REQUIRED TASK: Scan the data for "image" and copy the lines it appears in.

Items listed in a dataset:

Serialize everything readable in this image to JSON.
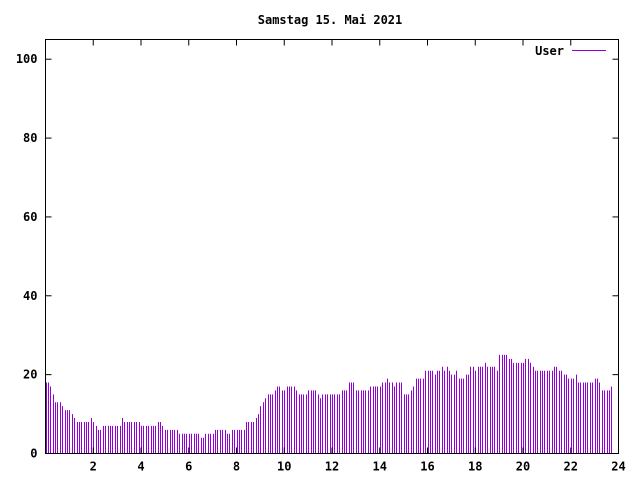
{
  "chart_data": {
    "type": "bar",
    "title": "Samstag 15. Mai 2021",
    "xlabel": "",
    "ylabel": "",
    "xlim": [
      0,
      24
    ],
    "ylim": [
      0,
      105
    ],
    "x_ticks": [
      "2",
      "4",
      "6",
      "8",
      "10",
      "12",
      "14",
      "16",
      "18",
      "20",
      "22",
      "24"
    ],
    "y_ticks": [
      "0",
      "20",
      "40",
      "60",
      "80",
      "100"
    ],
    "grid": false,
    "legend_position": "top-right",
    "series": [
      {
        "name": "User",
        "color": "#9400d3",
        "x_step_hours": 0.1,
        "values": [
          18,
          18,
          17,
          15,
          13,
          13,
          13,
          12,
          11,
          11,
          11,
          10,
          9,
          8,
          8,
          8,
          8,
          8,
          8,
          9,
          8,
          7,
          6,
          6,
          7,
          7,
          7,
          7,
          7,
          7,
          7,
          7,
          9,
          8,
          8,
          8,
          8,
          8,
          8,
          8,
          7,
          7,
          7,
          7,
          7,
          7,
          7,
          8,
          8,
          7,
          6,
          6,
          6,
          6,
          6,
          6,
          5,
          5,
          5,
          5,
          5,
          5,
          5,
          5,
          5,
          4,
          4,
          5,
          5,
          5,
          5,
          6,
          6,
          6,
          6,
          6,
          5,
          5,
          6,
          6,
          6,
          6,
          6,
          6,
          8,
          8,
          8,
          8,
          9,
          10,
          12,
          13,
          14,
          15,
          15,
          15,
          16,
          17,
          17,
          16,
          16,
          17,
          17,
          17,
          17,
          16,
          15,
          15,
          15,
          15,
          16,
          16,
          16,
          16,
          15,
          14,
          15,
          15,
          15,
          15,
          15,
          15,
          15,
          15,
          16,
          16,
          16,
          18,
          18,
          18,
          16,
          16,
          16,
          16,
          16,
          16,
          17,
          17,
          17,
          17,
          17,
          18,
          18,
          19,
          18,
          18,
          17,
          18,
          18,
          18,
          15,
          15,
          15,
          16,
          17,
          19,
          19,
          19,
          19,
          21,
          21,
          21,
          21,
          20,
          21,
          21,
          22,
          21,
          22,
          21,
          20,
          20,
          21,
          19,
          19,
          19,
          20,
          20,
          22,
          22,
          21,
          22,
          22,
          22,
          23,
          22,
          22,
          22,
          22,
          21,
          25,
          25,
          25,
          25,
          24,
          24,
          23,
          23,
          23,
          23,
          23,
          24,
          24,
          23,
          22,
          21,
          21,
          21,
          21,
          21,
          21,
          21,
          21,
          22,
          22,
          21,
          21,
          20,
          20,
          19,
          19,
          19,
          20,
          18,
          18,
          18,
          18,
          18,
          18,
          18,
          19,
          19,
          18,
          16,
          16,
          16,
          16,
          17
        ]
      }
    ]
  }
}
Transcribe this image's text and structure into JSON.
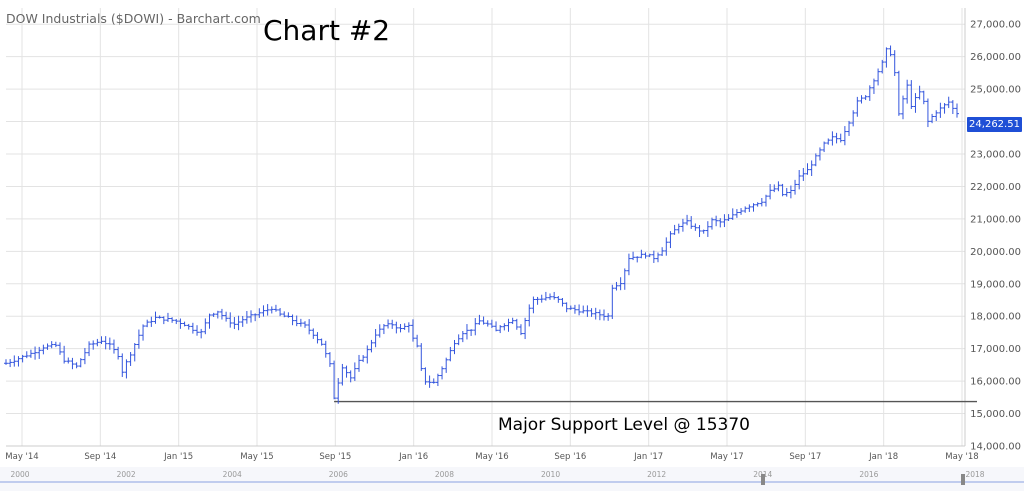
{
  "source_title": "DOW Industrials ($DOWI) - Barchart.com",
  "big_title": "Chart #2",
  "annotation": "Major Support Level @ 15370",
  "last_price_label": "24,262.51",
  "colors": {
    "bars": "#3355dd",
    "grid": "#e3e3e3",
    "support_line": "#555555",
    "tag": "#1f4fd6"
  },
  "navigator": {
    "labels": [
      "2000",
      "2002",
      "2004",
      "2006",
      "2008",
      "2010",
      "2012",
      "2014",
      "2016",
      "2018"
    ]
  },
  "chart_data": {
    "type": "ohlc",
    "title": "DOW Industrials ($DOWI) - Barchart.com",
    "frequency": "weekly",
    "x_range": [
      "May '14",
      "May '18"
    ],
    "x_ticks": [
      "May '14",
      "Sep '14",
      "Jan '15",
      "May '15",
      "Sep '15",
      "Jan '16",
      "May '16",
      "Sep '16",
      "Jan '17",
      "May '17",
      "Sep '17",
      "Jan '18",
      "May '18"
    ],
    "ylim": [
      14000,
      27500
    ],
    "y_ticks": [
      "14,000.00",
      "15,000.00",
      "16,000.00",
      "17,000.00",
      "18,000.00",
      "19,000.00",
      "20,000.00",
      "21,000.00",
      "22,000.00",
      "23,000.00",
      "24,000.00",
      "25,000.00",
      "26,000.00",
      "27,000.00"
    ],
    "y_tick_values": [
      14000,
      15000,
      16000,
      17000,
      18000,
      19000,
      20000,
      21000,
      22000,
      23000,
      24000,
      25000,
      26000,
      27000
    ],
    "grid": true,
    "support_level": 15370,
    "last_price": 24262.51,
    "close_path": [
      [
        0,
        16550
      ],
      [
        6,
        16850
      ],
      [
        9,
        17050
      ],
      [
        12,
        17100
      ],
      [
        14,
        16650
      ],
      [
        17,
        16450
      ],
      [
        20,
        17100
      ],
      [
        23,
        17250
      ],
      [
        25,
        17100
      ],
      [
        27,
        16800
      ],
      [
        28,
        16300
      ],
      [
        30,
        16850
      ],
      [
        33,
        17700
      ],
      [
        36,
        17950
      ],
      [
        39,
        17900
      ],
      [
        41,
        17850
      ],
      [
        43,
        17750
      ],
      [
        45,
        17600
      ],
      [
        47,
        17500
      ],
      [
        49,
        18050
      ],
      [
        51,
        18150
      ],
      [
        53,
        17900
      ],
      [
        55,
        17750
      ],
      [
        57,
        17900
      ],
      [
        60,
        18050
      ],
      [
        62,
        18150
      ],
      [
        64,
        18250
      ],
      [
        66,
        18050
      ],
      [
        68,
        17950
      ],
      [
        70,
        17800
      ],
      [
        72,
        17700
      ],
      [
        74,
        17450
      ],
      [
        76,
        17150
      ],
      [
        78,
        16500
      ],
      [
        79,
        15500
      ],
      [
        81,
        16450
      ],
      [
        83,
        16100
      ],
      [
        85,
        16600
      ],
      [
        87,
        16950
      ],
      [
        89,
        17450
      ],
      [
        91,
        17700
      ],
      [
        93,
        17750
      ],
      [
        95,
        17600
      ],
      [
        97,
        17750
      ],
      [
        98,
        17300
      ],
      [
        99,
        17050
      ],
      [
        100,
        16350
      ],
      [
        101,
        16000
      ],
      [
        103,
        15950
      ],
      [
        105,
        16400
      ],
      [
        106,
        16650
      ],
      [
        108,
        17200
      ],
      [
        110,
        17500
      ],
      [
        112,
        17600
      ],
      [
        114,
        17850
      ],
      [
        116,
        17750
      ],
      [
        118,
        17550
      ],
      [
        119,
        17700
      ],
      [
        121,
        17800
      ],
      [
        122,
        17900
      ],
      [
        124,
        17500
      ],
      [
        126,
        18250
      ],
      [
        127,
        18500
      ],
      [
        129,
        18550
      ],
      [
        131,
        18600
      ],
      [
        133,
        18500
      ],
      [
        135,
        18250
      ],
      [
        137,
        18200
      ],
      [
        139,
        18150
      ],
      [
        141,
        18100
      ],
      [
        143,
        18050
      ],
      [
        145,
        18000
      ],
      [
        146,
        18900
      ],
      [
        148,
        19050
      ],
      [
        150,
        19800
      ],
      [
        152,
        19850
      ],
      [
        154,
        19900
      ],
      [
        156,
        19800
      ],
      [
        158,
        20050
      ],
      [
        160,
        20500
      ],
      [
        162,
        20800
      ],
      [
        164,
        20900
      ],
      [
        166,
        20700
      ],
      [
        168,
        20600
      ],
      [
        170,
        20950
      ],
      [
        172,
        20900
      ],
      [
        174,
        21000
      ],
      [
        176,
        21200
      ],
      [
        178,
        21350
      ],
      [
        180,
        21450
      ],
      [
        182,
        21550
      ],
      [
        184,
        21850
      ],
      [
        186,
        22000
      ],
      [
        187,
        21750
      ],
      [
        189,
        21850
      ],
      [
        191,
        22300
      ],
      [
        193,
        22500
      ],
      [
        195,
        22900
      ],
      [
        197,
        23300
      ],
      [
        199,
        23500
      ],
      [
        201,
        23450
      ],
      [
        203,
        24000
      ],
      [
        205,
        24600
      ],
      [
        207,
        24800
      ],
      [
        209,
        25300
      ],
      [
        211,
        25800
      ],
      [
        212,
        26200
      ],
      [
        213,
        26100
      ],
      [
        214,
        25500
      ],
      [
        215,
        24200
      ],
      [
        216,
        24700
      ],
      [
        217,
        25100
      ],
      [
        218,
        24500
      ],
      [
        220,
        24900
      ],
      [
        221,
        24600
      ],
      [
        222,
        24000
      ],
      [
        224,
        24300
      ],
      [
        225,
        24400
      ],
      [
        227,
        24600
      ],
      [
        228,
        24400
      ],
      [
        229,
        24262.51
      ]
    ]
  }
}
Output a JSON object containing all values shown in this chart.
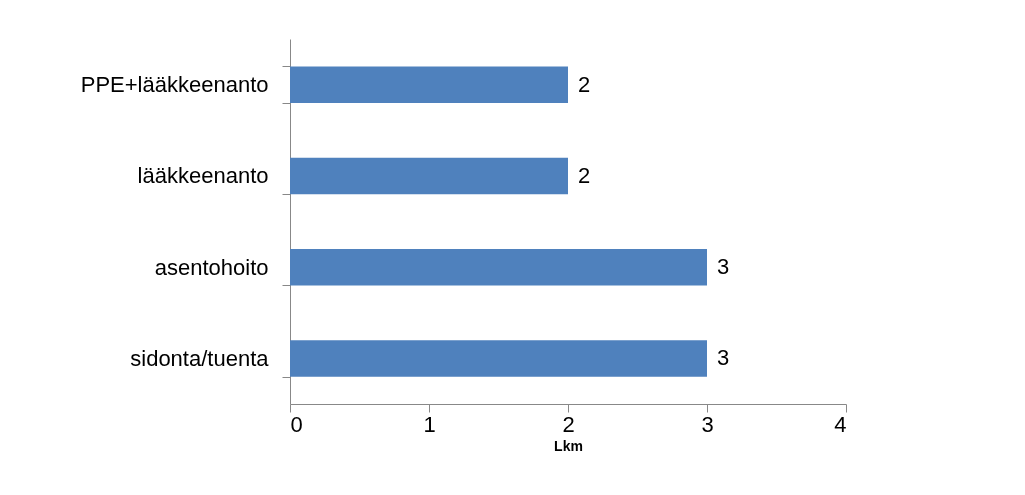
{
  "chart_data": {
    "type": "bar",
    "orientation": "horizontal",
    "xlabel": "Lkm",
    "categories": [
      "PPE+lääkkeenanto",
      "lääkkeenanto",
      "asentohoito",
      "sidonta/tuenta"
    ],
    "values": [
      2,
      2,
      3,
      3
    ],
    "color": "#4f81bd",
    "xlim": [
      0,
      4
    ],
    "xticks": [
      0,
      1,
      2,
      3,
      4
    ],
    "grid": false,
    "data_labels": true
  }
}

COMPLETE ANSWER:
Serialize everything readable in this image to JSON.
Transcribe this image's text and structure into JSON.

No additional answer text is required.